__Consigne 1__: Dans les enregistrements, reproduisez les lignes situées entre celle qui contient « 438 431 456</box> » et celle qui contient « data-point <box>640 177 646 182</box> », bornes incluses, en remplaçant chaque occurrence de « data-point » par « point-de-mesure » sans rien modifier d'autre.

__Extrait du document__:
# ipad bloque sur pomme



## donper00 (15 Avril 2012)

bonjour,
j' ai mon ipad qui est tombe et maintenant il est bloque il affiche la pomme de démarrage.

j ai tout essayé ce que j'ai pu lire a droite et gauche, brancher a l'ordi, il n apparaît pas dans itunes, appuyer simultanément sur les deux boutons, il s éteint mais la pomme revient de suite.

quelqu'un serait quoi faire s.v.p.? merci d avance


----------



## Deleted member 284611 (15 Avril 2012)

donper00 a dit:


> bonjour,
> j' ai mon ipad qui est tombe et maintenant il est bloque il affiche la pomme de démarrage.
> 
> j ai tout essayé ce que j'ai pu lire a droite et gauche, brancher a l'ordi, il n apparaît pas dans itunes, appuyer simultanément sur les deux boutons, il s éteint mais la pomme revient de suite.
> ...



je vais te soumettre une solution très technique: l'apporter au SAV d'un apple store? 

mais sil il est tombé, c'est hors garantie, il ne te restera plus qu'à payer la réparation... Et oui, c'est fragile ces petites bêtes....


----------



## nikomimi (15 Avril 2012)

Il y a des traces de la chute ? Si c est une petite chute, appeler le sav sans le mentionner.


----------



## donper00 (16 Avril 2012)

__Consigne 2__: Dans le fil de discussion sur l'iPad bloqué, où un participant propose-t-il d'apporter l'appareil ?

__Données fournies__:
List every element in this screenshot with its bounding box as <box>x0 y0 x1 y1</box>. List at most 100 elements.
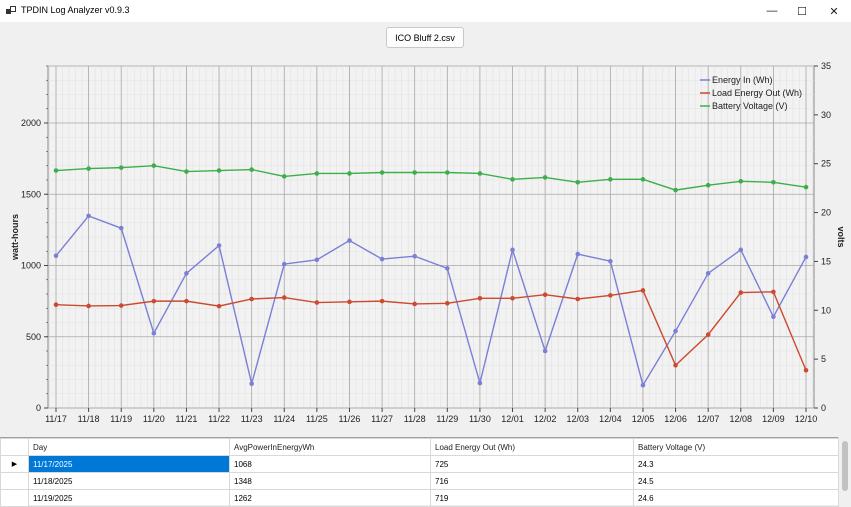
column-header-power-in[interactable]: AvgPowerInEnergyWh <box>229 438 431 456</box>
maximize-button[interactable]: ☐ <box>785 0 819 22</box>
data-point <box>53 168 59 173</box>
data-grid[interactable]: Day AvgPowerInEnergyWh Load Energy Out (… <box>0 437 839 507</box>
data-point <box>249 381 254 387</box>
data-point <box>510 295 515 301</box>
data-point <box>184 298 189 304</box>
data-point <box>640 177 646 182</box>
column-header-battery-voltage[interactable]: Battery Voltage (V) <box>633 438 839 456</box>
data-point <box>216 303 222 309</box>
legend-entry: Energy In (Wh) <box>712 75 773 85</box>
x-tick-label: 12/02 <box>534 414 557 424</box>
table-cell[interactable]: 1262 <box>229 489 431 507</box>
data-point <box>608 258 613 264</box>
data-point <box>803 184 809 190</box>
table-header-row: Day AvgPowerInEnergyWh Load Energy Out (… <box>0 438 839 456</box>
data-point <box>771 289 776 295</box>
table-cell[interactable]: 24.6 <box>633 489 839 507</box>
data-point <box>575 296 581 302</box>
x-tick-label: 12/08 <box>730 414 753 424</box>
x-tick-label: 11/29 <box>436 414 458 424</box>
minimize-button[interactable]: — <box>755 0 789 22</box>
table-cell[interactable]: 11/19/2025 <box>28 489 230 507</box>
data-point <box>412 170 417 175</box>
table-cell[interactable]: 24.3 <box>633 455 839 473</box>
data-point <box>673 187 678 193</box>
data-point <box>640 382 646 388</box>
x-tick-label: 11/19 <box>110 414 132 424</box>
series-line <box>55 215 807 387</box>
scrollbar-thumb[interactable] <box>842 441 848 491</box>
y-tick-label: 1000 <box>21 261 41 271</box>
data-point <box>118 303 124 308</box>
table-row[interactable]: 11/19/2025 1262 719 24.6 <box>0 489 839 507</box>
table-cell[interactable]: 11/18/2025 <box>28 472 230 490</box>
x-tick-label: 12/01 <box>501 414 524 424</box>
legend-entry: Battery Voltage (V) <box>712 101 788 111</box>
row-header[interactable] <box>0 472 29 490</box>
data-point <box>151 163 157 168</box>
x-tick-label: 12/03 <box>566 414 589 424</box>
app-icon <box>6 6 16 14</box>
data-point <box>281 174 287 179</box>
y2-tick-label: 35 <box>821 61 831 71</box>
data-point <box>53 302 59 307</box>
data-point <box>412 253 417 259</box>
y-tick-label: 1500 <box>21 189 41 199</box>
grid-vertical-scrollbar[interactable] <box>838 437 851 505</box>
data-point <box>249 167 254 172</box>
data-point <box>445 266 450 271</box>
data-point <box>673 328 678 334</box>
row-header[interactable] <box>0 489 29 507</box>
data-point <box>184 169 189 174</box>
table-cell[interactable]: 719 <box>430 489 634 507</box>
table-cell[interactable]: 725 <box>430 455 634 473</box>
x-tick-label: 11/26 <box>339 414 361 424</box>
y-tick-label: 2000 <box>21 118 41 128</box>
row-selected-icon[interactable]: ▶ <box>0 455 29 473</box>
data-point <box>86 213 91 219</box>
y-axis-title: watt-hours <box>10 214 20 261</box>
data-point <box>705 182 711 188</box>
data-point <box>379 298 385 304</box>
table-cell[interactable]: 11/17/2025 <box>28 455 230 473</box>
table-cell[interactable]: 24.5 <box>633 472 839 490</box>
data-point <box>379 256 385 262</box>
row-header-corner <box>0 438 29 456</box>
minimize-icon: — <box>766 5 778 17</box>
data-point <box>542 175 548 180</box>
x-tick-label: 11/30 <box>469 414 491 424</box>
table-row[interactable]: 11/18/2025 1348 716 24.5 <box>0 472 839 490</box>
data-point <box>216 243 222 248</box>
close-button[interactable]: ✕ <box>817 0 851 22</box>
column-header-load-out[interactable]: Load Energy Out (Wh) <box>430 438 634 456</box>
table-cell[interactable]: 1068 <box>229 455 431 473</box>
x-tick-label: 12/06 <box>664 414 687 424</box>
y-tick-label: 500 <box>26 332 41 342</box>
series-line <box>55 289 807 371</box>
x-tick-label: 12/09 <box>762 414 785 424</box>
table-row[interactable]: ▶ 11/17/2025 1068 725 24.3 <box>0 455 839 473</box>
table-cell[interactable]: 1348 <box>229 472 431 490</box>
column-header-day[interactable]: Day <box>28 438 230 456</box>
data-point <box>738 179 744 184</box>
data-point <box>608 293 613 298</box>
open-file-button[interactable]: ICO Bluff 2.csv <box>386 27 464 48</box>
legend-entry: Load Energy Out (Wh) <box>712 88 802 98</box>
x-tick-label: 12/07 <box>697 414 720 424</box>
x-tick-label: 11/20 <box>143 414 165 424</box>
data-point <box>510 247 515 253</box>
y2-tick-label: 25 <box>821 159 831 169</box>
data-point <box>249 296 254 302</box>
title-bar[interactable]: TPDIN Log Analyzer v0.9.3 — ☐ ✕ <box>0 0 851 22</box>
data-point <box>738 290 744 295</box>
table-cell[interactable]: 716 <box>430 472 634 490</box>
data-point <box>347 299 352 305</box>
data-point <box>314 300 320 305</box>
x-tick-label: 12/10 <box>795 414 818 424</box>
data-point <box>673 362 678 368</box>
data-point <box>803 367 809 373</box>
x-tick-label: 11/22 <box>208 414 230 424</box>
y-tick-label: 0 <box>36 403 41 413</box>
y2-tick-label: 20 <box>821 208 831 218</box>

__Réponse attendue 1__:
column-header-power-in[interactable]: AvgPowerInEnergyWh <box>229 438 431 456</box>
maximize-button[interactable]: ☐ <box>785 0 819 22</box>
point-de-mesure <box>53 168 59 173</box>
data-grid[interactable]: Day AvgPowerInEnergyWh Load Energy Out (… <box>0 437 839 507</box>
point-de-mesure <box>249 381 254 387</box>
point-de-mesure <box>510 295 515 301</box>
point-de-mesure <box>184 298 189 304</box>
point-de-mesure <box>640 177 646 182</box>

__Réponse attendue 2__: Au SAV d'un Apple Store.